[Dataset items]
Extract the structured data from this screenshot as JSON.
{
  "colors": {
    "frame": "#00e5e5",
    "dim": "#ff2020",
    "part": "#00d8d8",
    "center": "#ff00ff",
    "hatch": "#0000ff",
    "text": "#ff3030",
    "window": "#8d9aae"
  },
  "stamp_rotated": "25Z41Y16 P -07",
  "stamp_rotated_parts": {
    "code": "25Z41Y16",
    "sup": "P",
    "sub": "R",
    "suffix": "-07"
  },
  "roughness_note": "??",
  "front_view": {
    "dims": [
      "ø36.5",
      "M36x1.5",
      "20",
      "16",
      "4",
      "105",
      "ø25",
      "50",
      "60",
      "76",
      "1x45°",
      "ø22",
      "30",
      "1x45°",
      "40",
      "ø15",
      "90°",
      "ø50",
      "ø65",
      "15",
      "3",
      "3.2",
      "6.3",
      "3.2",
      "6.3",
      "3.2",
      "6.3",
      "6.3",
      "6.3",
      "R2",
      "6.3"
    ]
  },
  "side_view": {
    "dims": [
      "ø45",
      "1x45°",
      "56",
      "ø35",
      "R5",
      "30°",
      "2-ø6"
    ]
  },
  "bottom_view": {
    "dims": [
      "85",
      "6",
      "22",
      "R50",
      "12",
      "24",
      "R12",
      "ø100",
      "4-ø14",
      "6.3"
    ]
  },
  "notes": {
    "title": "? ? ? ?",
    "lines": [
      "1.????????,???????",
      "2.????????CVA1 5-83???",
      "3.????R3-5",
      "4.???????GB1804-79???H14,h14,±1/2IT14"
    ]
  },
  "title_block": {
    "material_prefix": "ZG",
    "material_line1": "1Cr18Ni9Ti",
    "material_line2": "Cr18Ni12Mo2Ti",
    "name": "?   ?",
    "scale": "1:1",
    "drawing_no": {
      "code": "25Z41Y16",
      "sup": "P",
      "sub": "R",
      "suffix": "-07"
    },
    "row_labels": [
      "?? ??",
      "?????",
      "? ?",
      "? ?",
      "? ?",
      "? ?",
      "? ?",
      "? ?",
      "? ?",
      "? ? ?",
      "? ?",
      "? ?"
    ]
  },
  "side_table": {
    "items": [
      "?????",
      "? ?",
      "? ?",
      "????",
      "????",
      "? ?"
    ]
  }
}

Prompt | Faithfully reproduce all of the records, character for character.

Exercise solution |
Extract the structured data from this screenshot as JSON.
{
  "colors": {
    "frame": "#00e5e5",
    "dim": "#ff2020",
    "part": "#00d8d8",
    "center": "#ff00ff",
    "hatch": "#0000ff",
    "text": "#ff3030",
    "window": "#8d9aae"
  },
  "stamp_rotated": "25Z41Y16 P -07",
  "stamp_rotated_parts": {
    "code": "25Z41Y16",
    "sup": "P",
    "sub": "R",
    "suffix": "-07"
  },
  "roughness_note": "??",
  "front_view": {
    "dims": [
      "ø36.5",
      "M36x1.5",
      "20",
      "16",
      "4",
      "105",
      "ø25",
      "50",
      "60",
      "76",
      "1x45°",
      "ø22",
      "30",
      "1x45°",
      "40",
      "ø15",
      "90°",
      "ø50",
      "ø65",
      "15",
      "3",
      "3.2",
      "6.3",
      "3.2",
      "6.3",
      "3.2",
      "6.3",
      "6.3",
      "6.3",
      "R2",
      "6.3"
    ]
  },
  "side_view": {
    "dims": [
      "ø45",
      "1x45°",
      "56",
      "ø35",
      "R5",
      "30°",
      "2-ø6"
    ]
  },
  "bottom_view": {
    "dims": [
      "85",
      "6",
      "22",
      "R50",
      "12",
      "24",
      "R12",
      "ø100",
      "4-ø14",
      "6.3"
    ]
  },
  "notes": {
    "title": "? ? ? ?",
    "lines": [
      "1.????????,???????",
      "2.????????CVA1 5-83???",
      "3.????R3-5",
      "4.???????GB1804-79???H14,h14,±1/2IT14"
    ]
  },
  "title_block": {
    "material_prefix": "ZG",
    "material_line1": "1Cr18Ni9Ti",
    "material_line2": "Cr18Ni12Mo2Ti",
    "name": "?   ?",
    "scale": "1:1",
    "drawing_no": {
      "code": "25Z41Y16",
      "sup": "P",
      "sub": "R",
      "suffix": "-07"
    },
    "row_labels": [
      "?? ??",
      "?????",
      "? ?",
      "? ?",
      "? ?",
      "? ?",
      "? ?",
      "? ?",
      "? ?",
      "? ? ?",
      "? ?",
      "? ?"
    ]
  },
  "side_table": {
    "items": [
      "?????",
      "? ?",
      "? ?",
      "????",
      "????",
      "? ?"
    ]
  }
}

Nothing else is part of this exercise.